EXERCISE PROMPT
Set down each entry from the block beneath, exactly as written.
========================
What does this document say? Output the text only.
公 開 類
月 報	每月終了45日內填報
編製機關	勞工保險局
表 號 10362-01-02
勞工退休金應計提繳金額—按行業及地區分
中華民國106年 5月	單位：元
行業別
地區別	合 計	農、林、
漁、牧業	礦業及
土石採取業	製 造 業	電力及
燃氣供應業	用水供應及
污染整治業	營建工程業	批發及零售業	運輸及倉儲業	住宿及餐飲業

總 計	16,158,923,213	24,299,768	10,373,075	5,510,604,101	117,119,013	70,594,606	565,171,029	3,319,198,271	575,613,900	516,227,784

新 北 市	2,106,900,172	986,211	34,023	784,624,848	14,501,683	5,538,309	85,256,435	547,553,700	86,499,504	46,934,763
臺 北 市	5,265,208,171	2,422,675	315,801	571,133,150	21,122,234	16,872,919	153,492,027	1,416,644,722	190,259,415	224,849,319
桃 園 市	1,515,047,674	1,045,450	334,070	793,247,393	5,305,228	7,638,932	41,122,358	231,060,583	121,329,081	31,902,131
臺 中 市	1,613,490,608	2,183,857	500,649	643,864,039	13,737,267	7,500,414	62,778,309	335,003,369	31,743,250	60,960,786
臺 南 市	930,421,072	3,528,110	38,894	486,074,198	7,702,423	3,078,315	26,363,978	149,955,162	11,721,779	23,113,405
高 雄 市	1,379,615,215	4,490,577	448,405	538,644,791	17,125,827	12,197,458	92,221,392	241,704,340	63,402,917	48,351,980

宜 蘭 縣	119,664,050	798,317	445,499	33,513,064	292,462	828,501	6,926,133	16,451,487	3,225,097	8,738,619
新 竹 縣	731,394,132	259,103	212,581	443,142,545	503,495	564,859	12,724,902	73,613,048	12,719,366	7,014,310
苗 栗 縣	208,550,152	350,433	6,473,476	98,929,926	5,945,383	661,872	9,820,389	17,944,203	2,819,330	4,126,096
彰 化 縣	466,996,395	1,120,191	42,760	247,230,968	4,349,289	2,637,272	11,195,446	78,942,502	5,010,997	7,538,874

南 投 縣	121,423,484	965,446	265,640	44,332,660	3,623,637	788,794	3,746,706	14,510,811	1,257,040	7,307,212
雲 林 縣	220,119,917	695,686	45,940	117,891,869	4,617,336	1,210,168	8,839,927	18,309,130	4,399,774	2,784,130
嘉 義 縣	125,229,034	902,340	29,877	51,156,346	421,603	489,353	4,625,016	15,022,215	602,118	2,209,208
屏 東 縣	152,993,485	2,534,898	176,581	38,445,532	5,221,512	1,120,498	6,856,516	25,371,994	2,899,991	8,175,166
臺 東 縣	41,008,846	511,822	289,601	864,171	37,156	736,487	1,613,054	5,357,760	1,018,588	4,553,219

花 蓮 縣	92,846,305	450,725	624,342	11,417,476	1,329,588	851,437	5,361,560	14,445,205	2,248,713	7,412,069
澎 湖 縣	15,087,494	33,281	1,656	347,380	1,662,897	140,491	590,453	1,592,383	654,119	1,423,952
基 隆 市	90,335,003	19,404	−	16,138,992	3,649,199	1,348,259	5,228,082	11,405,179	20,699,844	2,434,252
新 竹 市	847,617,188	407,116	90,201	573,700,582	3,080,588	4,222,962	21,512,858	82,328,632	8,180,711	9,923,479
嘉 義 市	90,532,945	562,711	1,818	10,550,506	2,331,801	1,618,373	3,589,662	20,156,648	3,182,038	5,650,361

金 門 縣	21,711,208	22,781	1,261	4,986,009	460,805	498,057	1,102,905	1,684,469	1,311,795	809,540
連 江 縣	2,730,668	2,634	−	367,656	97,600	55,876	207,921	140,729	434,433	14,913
========================
RESPONSE TO THIS TASK
What does this document say? Output the text only.
公 開 類
月 報	每月終了45日內填報
編製機關	勞工保險局
表 號 10362-01-02
勞工退休金應計提繳金額—按行業及地區分
中華民國106年 5月	單位：元
行業別
地區別	合 計	農、林、
漁、牧業	礦業及
土石採取業	製 造 業	電力及
燃氣供應業	用水供應及
污染整治業	營建工程業	批發及零售業	運輸及倉儲業	住宿及餐飲業

總 計	16,158,923,213	24,299,768	10,373,075	5,510,604,101	117,119,013	70,594,606	565,171,029	3,319,198,271	575,613,900	516,227,784

新 北 市	2,106,900,172	986,211	34,023	784,624,848	14,501,683	5,538,309	85,256,435	547,553,700	86,499,504	46,934,763
臺 北 市	5,265,208,171	2,422,675	315,801	571,133,150	21,122,234	16,872,919	153,492,027	1,416,644,722	190,259,415	224,849,319
桃 園 市	1,515,047,674	1,045,450	334,070	793,247,393	5,305,228	7,638,932	41,122,358	231,060,583	121,329,081	31,902,131
臺 中 市	1,613,490,608	2,183,857	500,649	643,864,039	13,737,267	7,500,414	62,778,309	335,003,369	31,743,250	60,960,786
臺 南 市	930,421,072	3,528,110	38,894	486,074,198	7,702,423	3,078,315	26,363,978	149,955,162	11,721,779	23,113,405
高 雄 市	1,379,615,215	4,490,577	448,405	538,644,791	17,125,827	12,197,458	92,221,392	241,704,340	63,402,917	48,351,980

宜 蘭 縣	119,664,050	798,317	445,499	33,513,064	292,462	828,501	6,926,133	16,451,487	3,225,097	8,738,619
新 竹 縣	731,394,132	259,103	212,581	443,142,545	503,495	564,859	12,724,902	73,613,048	12,719,366	7,014,310
苗 栗 縣	208,550,152	350,433	6,473,476	98,929,926	5,945,383	661,872	9,820,389	17,944,203	2,819,330	4,126,096
彰 化 縣	466,996,395	1,120,191	42,760	247,230,968	4,349,289	2,637,272	11,195,446	78,942,502	5,010,997	7,538,874

南 投 縣	121,423,484	965,446	265,640	44,332,660	3,623,637	788,794	3,746,706	14,510,811	1,257,040	7,307,212
雲 林 縣	220,119,917	695,686	45,940	117,891,869	4,617,336	1,210,168	8,839,927	18,309,130	4,399,774	2,784,130
嘉 義 縣	125,229,034	902,340	29,877	51,156,346	421,603	489,353	4,625,016	15,022,215	602,118	2,209,208
屏 東 縣	152,993,485	2,534,898	176,581	38,445,532	5,221,512	1,120,498	6,856,516	25,371,994	2,899,991	8,175,166
臺 東 縣	41,008,846	511,822	289,601	864,171	37,156	736,487	1,613,054	5,357,760	1,018,588	4,553,219

花 蓮 縣	92,846,305	450,725	624,342	11,417,476	1,329,588	851,437	5,361,560	14,445,205	2,248,713	7,412,069
澎 湖 縣	15,087,494	33,281	1,656	347,380	1,662,897	140,491	590,453	1,592,383	654,119	1,423,952
基 隆 市	90,335,003	19,404	−	16,138,992	3,649,199	1,348,259	5,228,082	11,405,179	20,699,844	2,434,252
新 竹 市	847,617,188	407,116	90,201	573,700,582	3,080,588	4,222,962	21,512,858	82,328,632	8,180,711	9,923,479
嘉 義 市	90,532,945	562,711	1,818	10,550,506	2,331,801	1,618,373	3,589,662	20,156,648	3,182,038	5,650,361

金 門 縣	21,711,208	22,781	1,261	4,986,009	460,805	498,057	1,102,905	1,684,469	1,311,795	809,540
連 江 縣	2,730,668	2,634	−	367,656	97,600	55,876	207,921	140,729	434,433	14,913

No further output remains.